[Region annotation entries]

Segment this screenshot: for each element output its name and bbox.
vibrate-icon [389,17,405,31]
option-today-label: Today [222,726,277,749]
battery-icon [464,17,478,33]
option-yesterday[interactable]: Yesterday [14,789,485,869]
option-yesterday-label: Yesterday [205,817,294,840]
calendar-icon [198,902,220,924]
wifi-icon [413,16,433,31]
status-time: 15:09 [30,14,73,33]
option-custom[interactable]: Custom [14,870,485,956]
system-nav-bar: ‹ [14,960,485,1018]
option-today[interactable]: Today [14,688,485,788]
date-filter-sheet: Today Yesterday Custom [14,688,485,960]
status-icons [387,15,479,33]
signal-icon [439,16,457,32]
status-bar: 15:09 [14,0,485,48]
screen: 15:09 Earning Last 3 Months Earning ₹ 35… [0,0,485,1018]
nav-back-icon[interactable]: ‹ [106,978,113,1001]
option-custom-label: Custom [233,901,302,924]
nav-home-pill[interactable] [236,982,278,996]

## Objective
Copy out every line of the entries above, character for character.

## Written answer
Segment this screenshot: for each element output its name and bbox.
vibrate-icon [389,17,405,31]
option-today-label: Today [222,726,277,749]
battery-icon [464,17,478,33]
option-yesterday[interactable]: Yesterday [14,789,485,869]
option-yesterday-label: Yesterday [205,817,294,840]
calendar-icon [198,902,220,924]
wifi-icon [413,16,433,31]
status-time: 15:09 [30,14,73,33]
option-custom[interactable]: Custom [14,870,485,956]
system-nav-bar: ‹ [14,960,485,1018]
option-today[interactable]: Today [14,688,485,788]
date-filter-sheet: Today Yesterday Custom [14,688,485,960]
status-icons [387,15,479,33]
signal-icon [439,16,457,32]
status-bar: 15:09 [14,0,485,48]
screen: 15:09 Earning Last 3 Months Earning ₹ 35… [0,0,485,1018]
nav-back-icon[interactable]: ‹ [106,978,113,1001]
option-custom-label: Custom [233,901,302,924]
nav-home-pill[interactable] [236,982,278,996]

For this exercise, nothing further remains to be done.